Written task: Where a line in the listing below contains the word "xlabel", copy that line.

++++ Provided entries ++++

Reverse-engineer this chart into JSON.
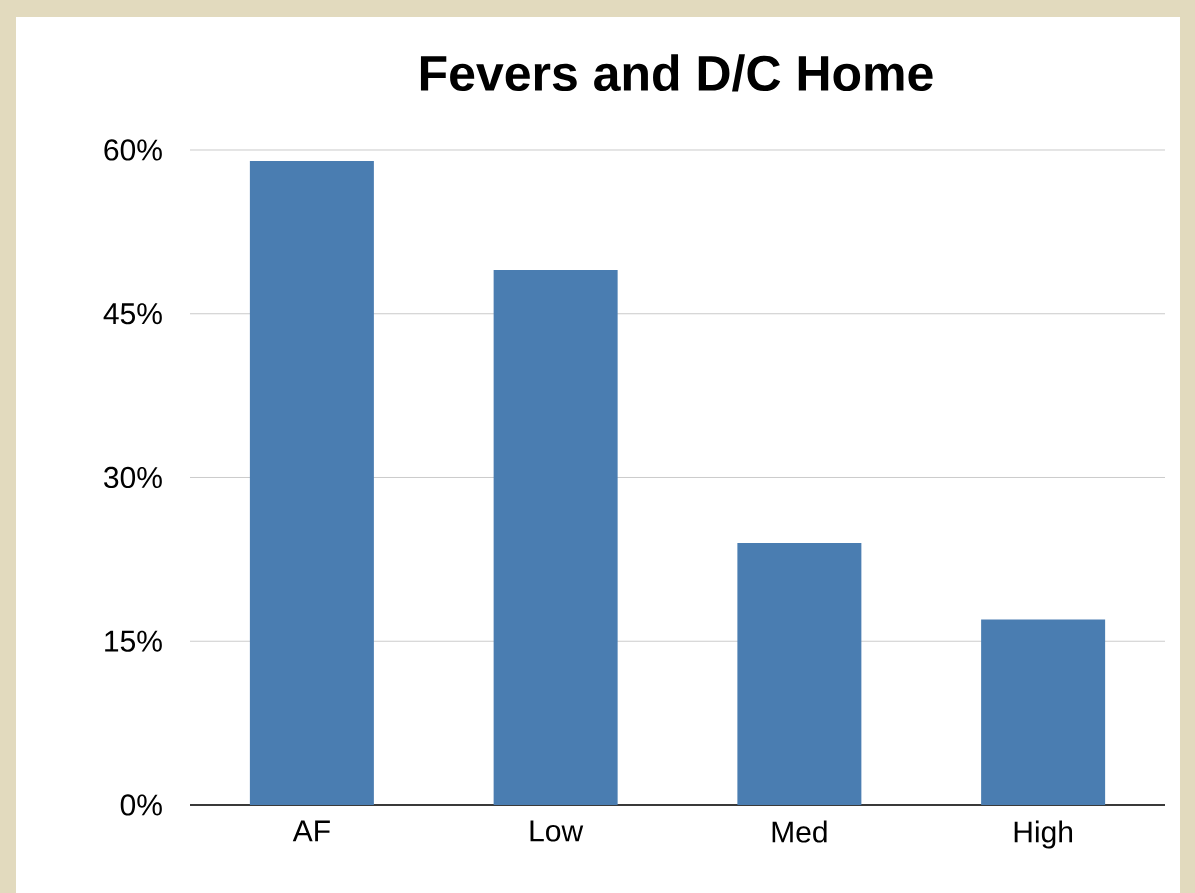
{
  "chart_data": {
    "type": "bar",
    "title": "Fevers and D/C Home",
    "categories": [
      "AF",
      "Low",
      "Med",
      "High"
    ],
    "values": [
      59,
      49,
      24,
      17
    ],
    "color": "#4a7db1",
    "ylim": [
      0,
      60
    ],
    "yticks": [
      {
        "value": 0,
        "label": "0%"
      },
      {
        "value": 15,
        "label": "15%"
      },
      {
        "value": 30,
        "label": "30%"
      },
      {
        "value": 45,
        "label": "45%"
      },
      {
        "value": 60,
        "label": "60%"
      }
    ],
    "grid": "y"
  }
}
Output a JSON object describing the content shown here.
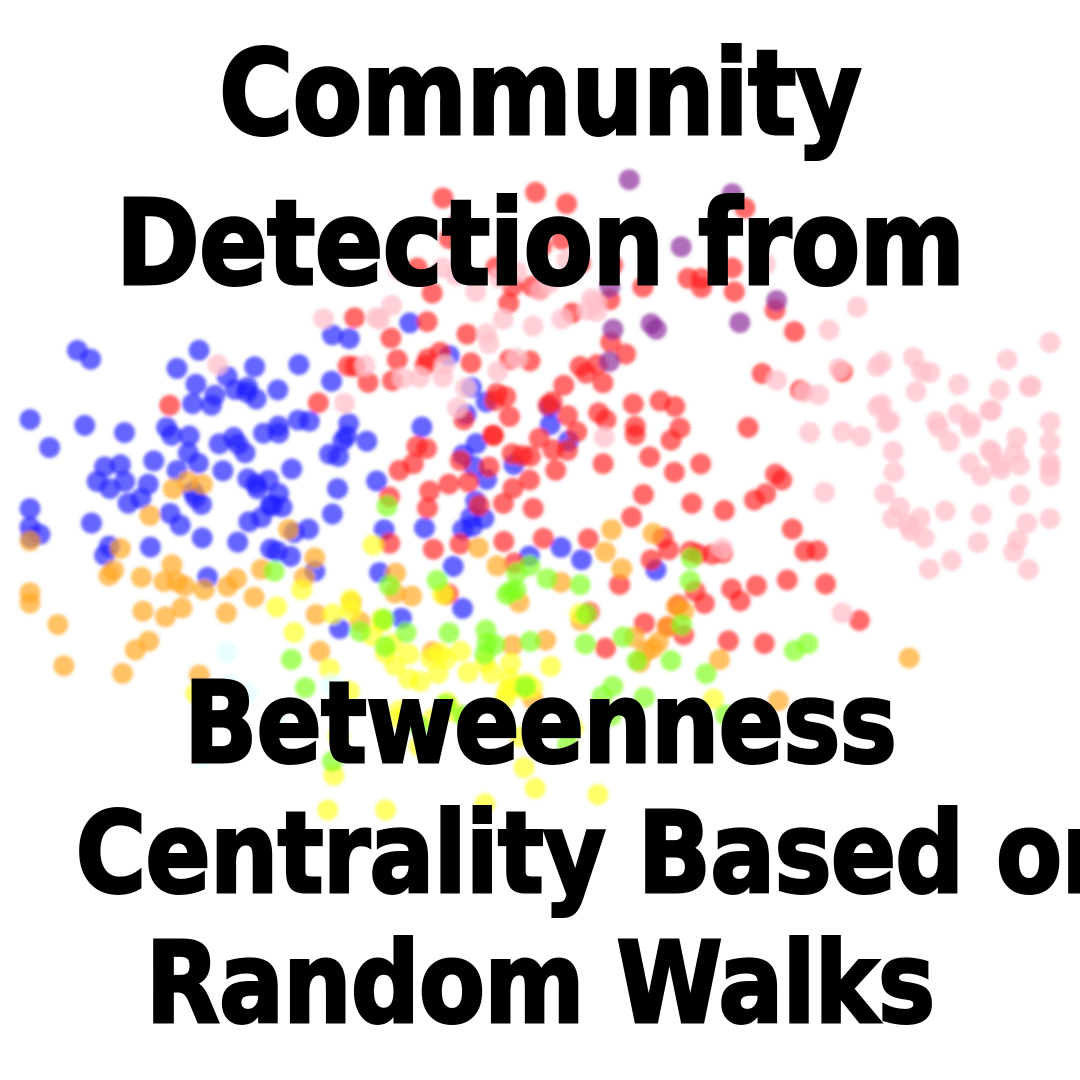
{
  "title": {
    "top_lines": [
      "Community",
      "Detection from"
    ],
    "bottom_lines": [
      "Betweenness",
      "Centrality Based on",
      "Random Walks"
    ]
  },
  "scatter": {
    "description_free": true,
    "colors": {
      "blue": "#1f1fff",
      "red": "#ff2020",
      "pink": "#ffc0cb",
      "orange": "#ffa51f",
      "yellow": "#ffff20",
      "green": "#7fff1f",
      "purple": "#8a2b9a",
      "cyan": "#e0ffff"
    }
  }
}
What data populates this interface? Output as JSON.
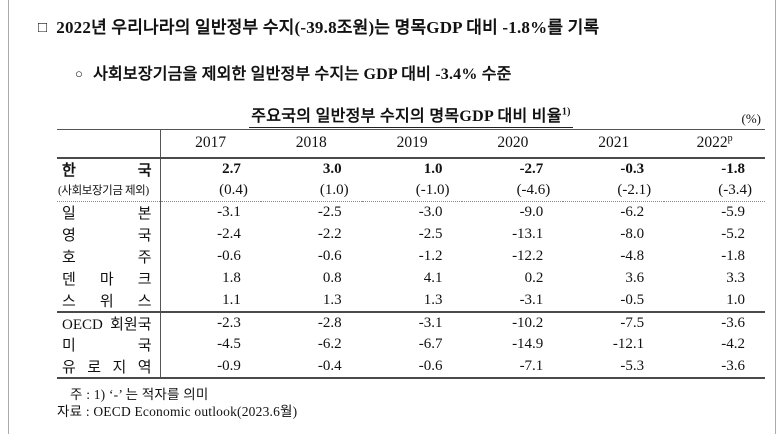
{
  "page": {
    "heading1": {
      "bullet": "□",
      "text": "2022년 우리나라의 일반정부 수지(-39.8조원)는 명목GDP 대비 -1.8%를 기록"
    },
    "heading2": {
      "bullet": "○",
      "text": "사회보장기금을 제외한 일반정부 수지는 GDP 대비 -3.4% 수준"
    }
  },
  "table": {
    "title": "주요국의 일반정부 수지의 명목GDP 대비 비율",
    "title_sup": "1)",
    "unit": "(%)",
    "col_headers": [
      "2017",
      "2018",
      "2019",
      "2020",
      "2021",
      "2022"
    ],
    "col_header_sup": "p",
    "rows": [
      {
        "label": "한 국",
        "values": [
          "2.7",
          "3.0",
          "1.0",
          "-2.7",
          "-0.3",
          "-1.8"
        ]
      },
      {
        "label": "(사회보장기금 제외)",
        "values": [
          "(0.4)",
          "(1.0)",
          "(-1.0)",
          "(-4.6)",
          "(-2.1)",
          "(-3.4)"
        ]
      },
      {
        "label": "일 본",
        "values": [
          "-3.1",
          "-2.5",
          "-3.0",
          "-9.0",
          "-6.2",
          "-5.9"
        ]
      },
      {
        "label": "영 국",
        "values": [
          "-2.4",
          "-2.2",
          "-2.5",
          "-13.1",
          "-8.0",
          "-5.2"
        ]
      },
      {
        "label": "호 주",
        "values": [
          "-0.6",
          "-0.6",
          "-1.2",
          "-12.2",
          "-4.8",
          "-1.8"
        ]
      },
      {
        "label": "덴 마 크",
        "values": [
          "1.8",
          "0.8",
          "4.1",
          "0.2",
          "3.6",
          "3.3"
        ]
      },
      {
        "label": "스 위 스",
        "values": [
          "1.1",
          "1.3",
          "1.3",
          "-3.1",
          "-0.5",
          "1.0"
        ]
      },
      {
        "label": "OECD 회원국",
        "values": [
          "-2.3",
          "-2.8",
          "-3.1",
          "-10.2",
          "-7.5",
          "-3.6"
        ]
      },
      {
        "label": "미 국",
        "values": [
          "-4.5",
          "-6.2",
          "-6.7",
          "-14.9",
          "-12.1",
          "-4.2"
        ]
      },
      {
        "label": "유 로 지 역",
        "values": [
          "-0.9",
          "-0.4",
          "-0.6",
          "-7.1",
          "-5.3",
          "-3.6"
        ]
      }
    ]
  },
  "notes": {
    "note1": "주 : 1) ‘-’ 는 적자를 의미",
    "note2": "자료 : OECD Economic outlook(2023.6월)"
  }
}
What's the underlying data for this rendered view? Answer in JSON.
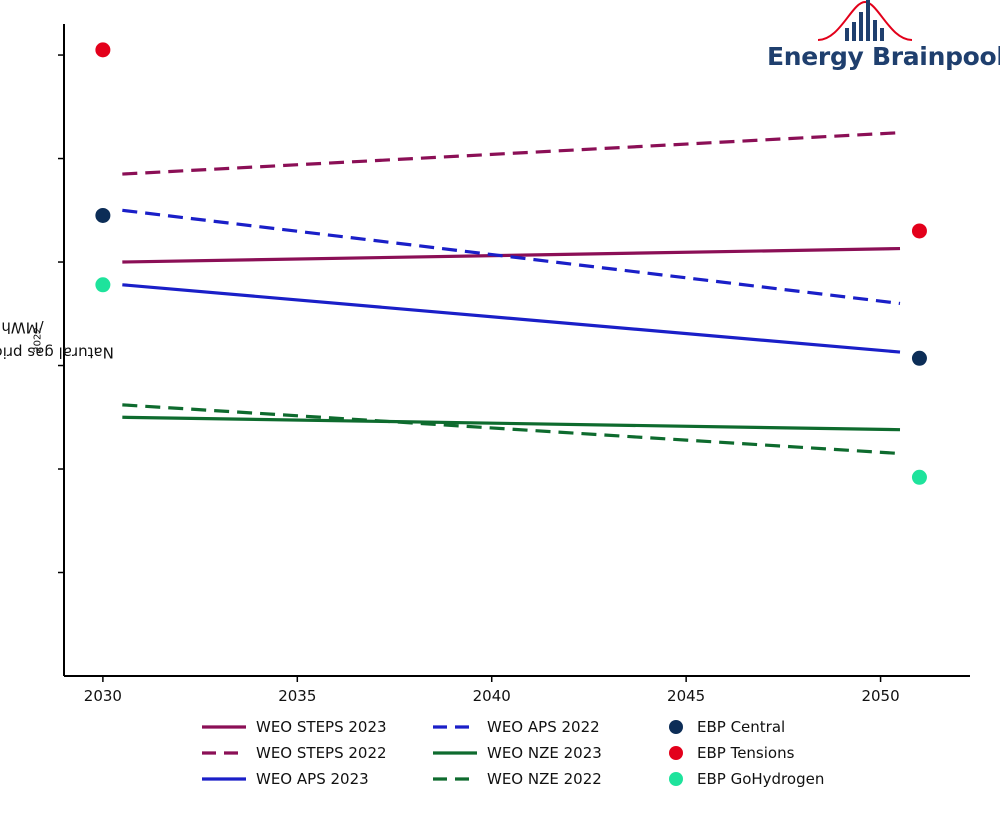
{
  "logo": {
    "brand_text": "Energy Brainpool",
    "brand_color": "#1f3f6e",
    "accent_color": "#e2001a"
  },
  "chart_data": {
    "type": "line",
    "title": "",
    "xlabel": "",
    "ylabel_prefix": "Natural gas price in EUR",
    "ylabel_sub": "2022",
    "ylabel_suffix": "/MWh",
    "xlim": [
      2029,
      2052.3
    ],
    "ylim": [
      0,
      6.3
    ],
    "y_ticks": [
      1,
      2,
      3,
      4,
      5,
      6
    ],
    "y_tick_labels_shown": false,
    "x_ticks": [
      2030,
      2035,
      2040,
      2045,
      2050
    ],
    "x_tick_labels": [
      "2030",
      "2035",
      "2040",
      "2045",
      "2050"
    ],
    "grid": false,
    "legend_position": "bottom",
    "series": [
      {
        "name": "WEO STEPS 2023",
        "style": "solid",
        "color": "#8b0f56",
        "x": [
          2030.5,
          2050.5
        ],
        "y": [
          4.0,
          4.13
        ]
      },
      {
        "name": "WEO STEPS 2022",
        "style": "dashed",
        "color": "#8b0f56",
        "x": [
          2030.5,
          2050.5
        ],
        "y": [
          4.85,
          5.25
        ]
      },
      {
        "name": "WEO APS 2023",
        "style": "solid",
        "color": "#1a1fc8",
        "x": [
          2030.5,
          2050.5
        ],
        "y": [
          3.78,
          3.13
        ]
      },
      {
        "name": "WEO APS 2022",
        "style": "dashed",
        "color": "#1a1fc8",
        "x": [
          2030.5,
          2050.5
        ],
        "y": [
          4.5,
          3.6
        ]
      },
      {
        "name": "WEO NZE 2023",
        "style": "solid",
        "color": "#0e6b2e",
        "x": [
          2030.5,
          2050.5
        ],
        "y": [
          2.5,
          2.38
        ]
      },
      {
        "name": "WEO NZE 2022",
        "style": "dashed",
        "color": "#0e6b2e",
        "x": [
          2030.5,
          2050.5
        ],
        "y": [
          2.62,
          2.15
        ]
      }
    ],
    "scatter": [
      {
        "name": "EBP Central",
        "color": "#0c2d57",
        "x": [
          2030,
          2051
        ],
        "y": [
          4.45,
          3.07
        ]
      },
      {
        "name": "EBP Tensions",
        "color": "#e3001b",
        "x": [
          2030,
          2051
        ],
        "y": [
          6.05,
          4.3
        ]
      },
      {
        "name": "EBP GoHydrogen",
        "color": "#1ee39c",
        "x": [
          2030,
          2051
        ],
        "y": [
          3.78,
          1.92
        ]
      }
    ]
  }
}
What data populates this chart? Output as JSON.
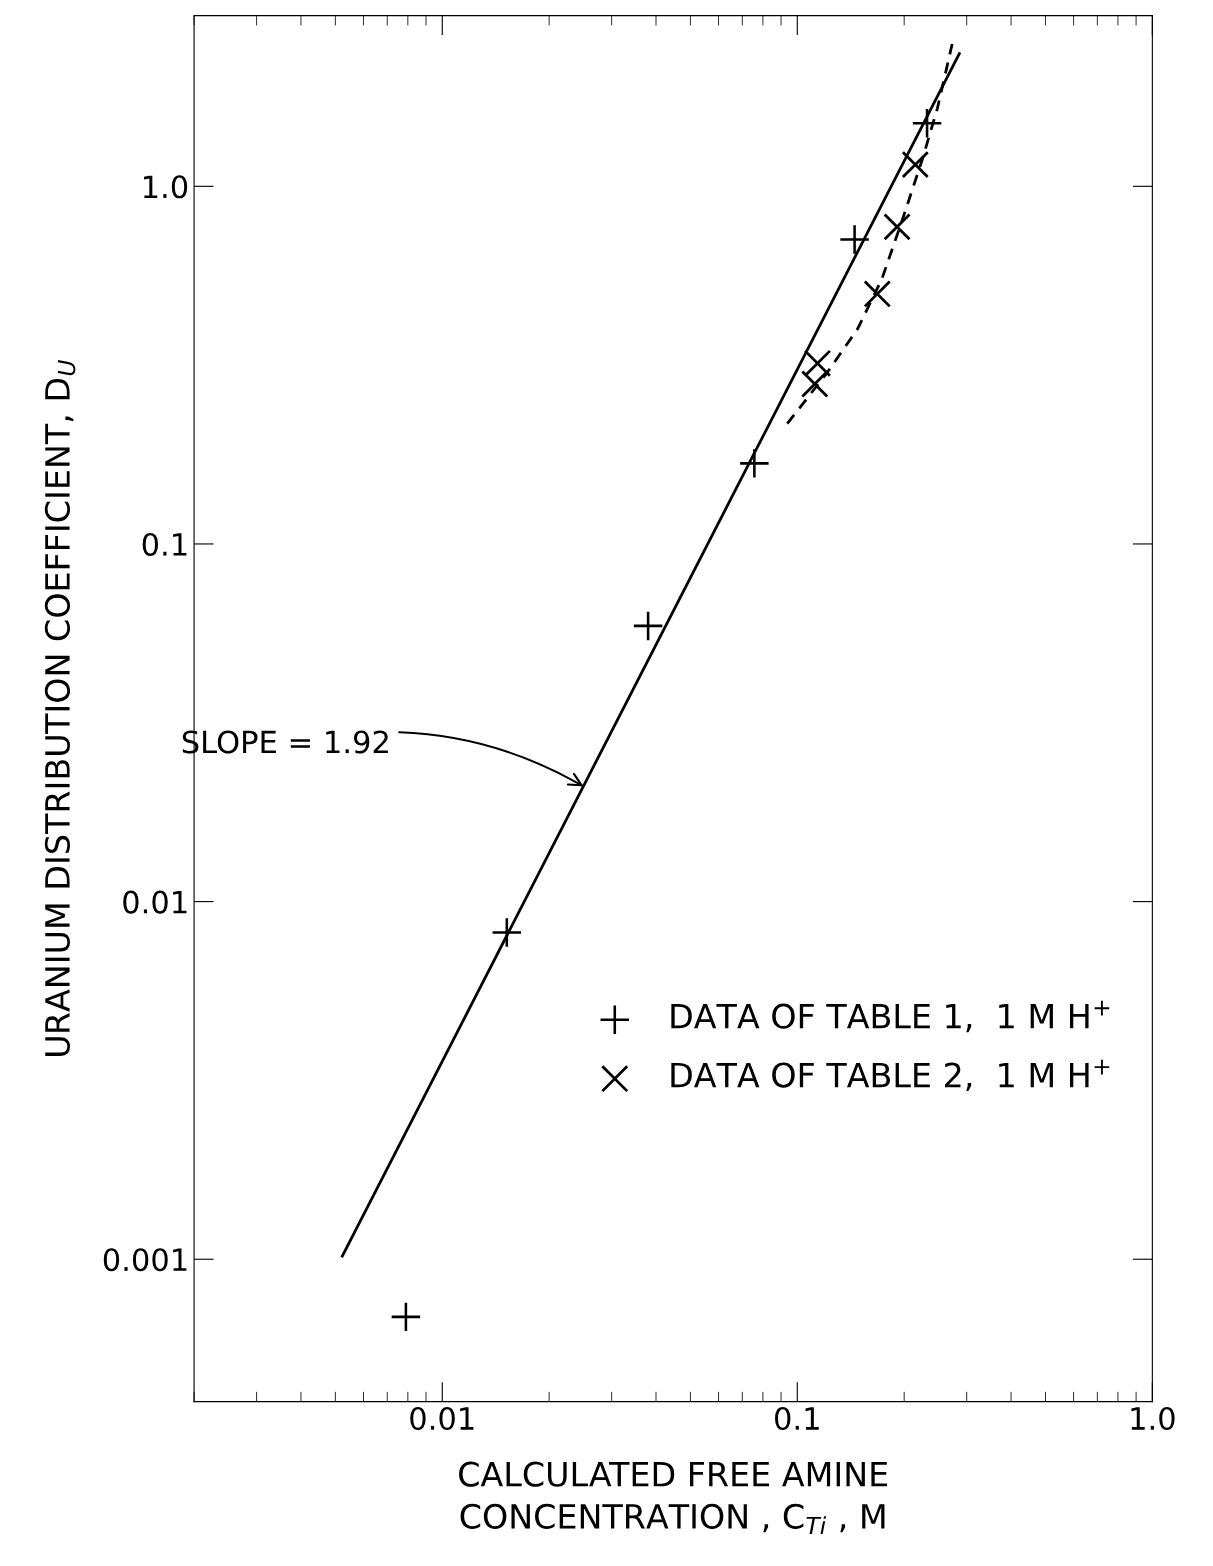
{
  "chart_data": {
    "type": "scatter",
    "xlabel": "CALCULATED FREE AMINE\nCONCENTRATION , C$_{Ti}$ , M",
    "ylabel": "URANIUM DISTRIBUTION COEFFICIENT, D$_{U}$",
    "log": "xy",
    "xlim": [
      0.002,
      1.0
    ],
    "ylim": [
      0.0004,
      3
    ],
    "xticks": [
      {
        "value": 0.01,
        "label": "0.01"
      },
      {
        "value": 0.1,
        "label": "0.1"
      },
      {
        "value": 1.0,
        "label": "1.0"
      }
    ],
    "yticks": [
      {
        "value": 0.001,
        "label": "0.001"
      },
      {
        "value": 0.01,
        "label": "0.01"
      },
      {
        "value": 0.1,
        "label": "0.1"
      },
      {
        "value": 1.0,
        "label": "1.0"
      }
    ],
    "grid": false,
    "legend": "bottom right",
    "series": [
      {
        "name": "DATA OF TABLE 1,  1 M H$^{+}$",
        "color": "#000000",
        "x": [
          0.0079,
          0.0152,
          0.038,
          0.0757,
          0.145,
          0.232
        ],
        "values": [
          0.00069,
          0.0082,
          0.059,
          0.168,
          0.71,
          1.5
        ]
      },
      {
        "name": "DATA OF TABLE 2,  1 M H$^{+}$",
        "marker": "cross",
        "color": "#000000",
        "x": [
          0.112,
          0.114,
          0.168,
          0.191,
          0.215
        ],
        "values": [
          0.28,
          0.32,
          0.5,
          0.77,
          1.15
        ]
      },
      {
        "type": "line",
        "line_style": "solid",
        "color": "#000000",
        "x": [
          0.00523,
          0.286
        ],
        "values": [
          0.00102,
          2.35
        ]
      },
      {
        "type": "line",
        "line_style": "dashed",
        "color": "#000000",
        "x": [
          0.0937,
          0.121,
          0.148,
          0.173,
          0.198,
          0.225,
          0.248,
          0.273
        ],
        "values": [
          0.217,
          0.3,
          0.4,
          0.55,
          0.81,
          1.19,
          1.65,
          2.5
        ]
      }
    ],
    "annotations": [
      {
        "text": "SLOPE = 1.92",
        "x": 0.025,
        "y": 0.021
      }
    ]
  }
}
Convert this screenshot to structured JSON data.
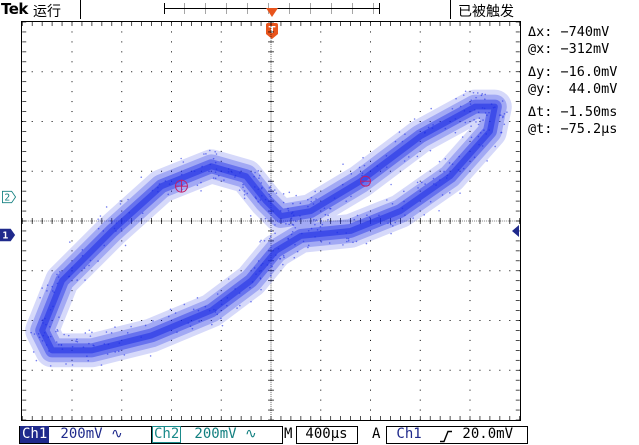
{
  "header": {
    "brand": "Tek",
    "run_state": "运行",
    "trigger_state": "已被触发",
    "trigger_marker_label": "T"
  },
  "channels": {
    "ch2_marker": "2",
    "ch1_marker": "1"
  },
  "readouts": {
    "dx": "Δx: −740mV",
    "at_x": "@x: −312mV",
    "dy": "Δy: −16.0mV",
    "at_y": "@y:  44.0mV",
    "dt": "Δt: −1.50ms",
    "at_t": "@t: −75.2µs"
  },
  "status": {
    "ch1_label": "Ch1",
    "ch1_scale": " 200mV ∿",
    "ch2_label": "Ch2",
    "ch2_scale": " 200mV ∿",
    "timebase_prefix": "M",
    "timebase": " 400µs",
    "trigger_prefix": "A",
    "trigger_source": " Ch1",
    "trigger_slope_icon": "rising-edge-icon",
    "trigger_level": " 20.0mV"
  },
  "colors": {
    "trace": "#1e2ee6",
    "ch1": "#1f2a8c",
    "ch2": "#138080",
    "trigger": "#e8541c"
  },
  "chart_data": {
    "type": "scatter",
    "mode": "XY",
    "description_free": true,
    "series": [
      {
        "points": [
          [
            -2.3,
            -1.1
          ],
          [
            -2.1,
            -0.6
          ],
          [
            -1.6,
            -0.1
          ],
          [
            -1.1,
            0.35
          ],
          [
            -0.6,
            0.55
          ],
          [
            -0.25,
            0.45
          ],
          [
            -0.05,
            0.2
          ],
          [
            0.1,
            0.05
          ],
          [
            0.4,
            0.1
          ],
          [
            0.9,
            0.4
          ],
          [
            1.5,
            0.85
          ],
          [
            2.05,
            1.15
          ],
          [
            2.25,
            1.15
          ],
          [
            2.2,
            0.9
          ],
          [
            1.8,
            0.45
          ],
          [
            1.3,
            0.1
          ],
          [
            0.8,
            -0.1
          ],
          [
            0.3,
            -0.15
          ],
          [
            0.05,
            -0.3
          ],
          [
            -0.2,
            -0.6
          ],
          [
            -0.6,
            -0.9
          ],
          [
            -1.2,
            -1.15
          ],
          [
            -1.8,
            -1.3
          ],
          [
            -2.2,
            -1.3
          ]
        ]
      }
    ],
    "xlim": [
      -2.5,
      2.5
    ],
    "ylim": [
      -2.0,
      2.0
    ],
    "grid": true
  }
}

++++

Correct response:
    "xlabel": "",
    "xlabel": "CALCULATED FREE AMINE\nCONCENTRATION , C$_{Ti}$ , M",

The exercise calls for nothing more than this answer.